> _Problem details_
For every line in the records that has the word "октября", make a copy.
## Start Supplied information
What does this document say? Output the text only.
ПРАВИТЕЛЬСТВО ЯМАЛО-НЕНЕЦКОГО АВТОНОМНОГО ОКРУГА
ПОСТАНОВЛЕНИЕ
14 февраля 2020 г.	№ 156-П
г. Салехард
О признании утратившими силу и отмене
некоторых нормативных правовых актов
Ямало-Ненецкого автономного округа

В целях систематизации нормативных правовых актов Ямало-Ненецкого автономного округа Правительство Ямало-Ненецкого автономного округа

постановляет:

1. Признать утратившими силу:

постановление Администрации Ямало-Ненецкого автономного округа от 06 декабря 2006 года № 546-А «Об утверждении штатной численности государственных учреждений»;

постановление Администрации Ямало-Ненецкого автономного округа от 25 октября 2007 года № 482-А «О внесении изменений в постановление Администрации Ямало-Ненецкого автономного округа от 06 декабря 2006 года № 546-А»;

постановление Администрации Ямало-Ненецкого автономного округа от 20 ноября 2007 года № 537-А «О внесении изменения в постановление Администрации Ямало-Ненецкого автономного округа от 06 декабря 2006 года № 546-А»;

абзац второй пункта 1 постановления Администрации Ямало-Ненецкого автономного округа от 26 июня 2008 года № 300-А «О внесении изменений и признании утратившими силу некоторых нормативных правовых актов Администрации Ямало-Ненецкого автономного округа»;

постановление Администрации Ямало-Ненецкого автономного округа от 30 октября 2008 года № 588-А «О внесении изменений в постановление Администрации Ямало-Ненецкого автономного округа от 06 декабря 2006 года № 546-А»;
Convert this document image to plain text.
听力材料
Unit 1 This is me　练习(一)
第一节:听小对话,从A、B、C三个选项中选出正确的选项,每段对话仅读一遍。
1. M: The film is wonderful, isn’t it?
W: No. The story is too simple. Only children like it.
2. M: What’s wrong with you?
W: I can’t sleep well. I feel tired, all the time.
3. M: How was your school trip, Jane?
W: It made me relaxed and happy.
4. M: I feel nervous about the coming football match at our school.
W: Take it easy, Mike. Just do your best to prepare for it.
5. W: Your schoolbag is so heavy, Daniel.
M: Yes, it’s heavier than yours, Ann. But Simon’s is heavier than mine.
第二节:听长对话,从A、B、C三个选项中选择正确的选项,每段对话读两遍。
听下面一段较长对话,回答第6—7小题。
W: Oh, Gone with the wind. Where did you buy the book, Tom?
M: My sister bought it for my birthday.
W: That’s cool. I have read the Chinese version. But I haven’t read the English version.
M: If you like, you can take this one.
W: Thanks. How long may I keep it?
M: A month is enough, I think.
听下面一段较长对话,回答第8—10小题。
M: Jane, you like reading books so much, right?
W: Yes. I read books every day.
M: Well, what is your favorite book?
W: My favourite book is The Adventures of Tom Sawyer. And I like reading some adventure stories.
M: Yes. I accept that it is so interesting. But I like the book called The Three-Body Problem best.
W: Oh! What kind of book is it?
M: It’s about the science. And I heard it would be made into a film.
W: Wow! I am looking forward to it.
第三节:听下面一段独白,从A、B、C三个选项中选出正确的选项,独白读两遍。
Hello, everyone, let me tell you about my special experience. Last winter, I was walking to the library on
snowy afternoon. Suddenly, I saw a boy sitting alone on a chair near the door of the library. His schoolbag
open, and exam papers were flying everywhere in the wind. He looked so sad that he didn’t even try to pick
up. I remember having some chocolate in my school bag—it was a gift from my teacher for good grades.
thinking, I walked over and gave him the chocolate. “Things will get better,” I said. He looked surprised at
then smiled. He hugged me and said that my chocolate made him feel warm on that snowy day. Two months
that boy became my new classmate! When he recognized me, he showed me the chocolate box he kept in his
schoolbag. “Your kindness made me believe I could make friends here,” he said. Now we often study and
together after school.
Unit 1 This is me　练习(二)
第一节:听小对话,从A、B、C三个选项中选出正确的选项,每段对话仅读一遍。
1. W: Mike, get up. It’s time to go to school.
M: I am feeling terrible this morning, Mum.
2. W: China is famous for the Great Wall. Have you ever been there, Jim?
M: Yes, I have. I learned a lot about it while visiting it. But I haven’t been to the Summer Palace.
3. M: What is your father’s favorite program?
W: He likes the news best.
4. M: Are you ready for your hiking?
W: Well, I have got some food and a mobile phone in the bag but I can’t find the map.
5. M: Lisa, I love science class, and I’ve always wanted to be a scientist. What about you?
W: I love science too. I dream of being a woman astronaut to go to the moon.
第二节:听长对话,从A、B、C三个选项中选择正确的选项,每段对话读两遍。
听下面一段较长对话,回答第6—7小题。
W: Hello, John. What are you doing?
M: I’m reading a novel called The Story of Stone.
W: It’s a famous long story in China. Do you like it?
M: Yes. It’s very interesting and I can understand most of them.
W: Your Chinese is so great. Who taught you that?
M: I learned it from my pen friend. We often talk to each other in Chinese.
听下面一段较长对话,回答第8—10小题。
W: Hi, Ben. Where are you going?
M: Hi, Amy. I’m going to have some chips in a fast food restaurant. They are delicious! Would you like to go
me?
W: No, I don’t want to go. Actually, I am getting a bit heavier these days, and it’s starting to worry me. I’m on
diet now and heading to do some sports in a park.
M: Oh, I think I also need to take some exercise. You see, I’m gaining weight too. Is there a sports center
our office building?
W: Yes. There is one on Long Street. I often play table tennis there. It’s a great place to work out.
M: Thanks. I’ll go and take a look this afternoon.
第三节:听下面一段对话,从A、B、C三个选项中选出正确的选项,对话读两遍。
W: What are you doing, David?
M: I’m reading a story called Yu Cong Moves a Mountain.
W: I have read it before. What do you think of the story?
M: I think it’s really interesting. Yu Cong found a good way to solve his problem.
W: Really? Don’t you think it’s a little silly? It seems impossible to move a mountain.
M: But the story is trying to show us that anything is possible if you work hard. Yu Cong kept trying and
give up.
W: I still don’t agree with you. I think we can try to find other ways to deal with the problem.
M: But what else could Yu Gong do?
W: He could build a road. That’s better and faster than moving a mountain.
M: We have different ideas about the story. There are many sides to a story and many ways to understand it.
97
## End Supplied information
> _Reply to the exercise_
постановление Администрации Ямало-Ненецкого автономного округа от 25 октября 2007 года № 482-А «О внесении изменений в постановление Администрации Ямало-Ненецкого автономного округа от 06 декабря 2006 года № 546-А»;
постановление Администрации Ямало-Ненецкого автономного округа от 30 октября 2008 года № 588-А «О внесении изменений в постановление Администрации Ямало-Ненецкого автономного округа от 06 декабря 2006 года № 546-А»;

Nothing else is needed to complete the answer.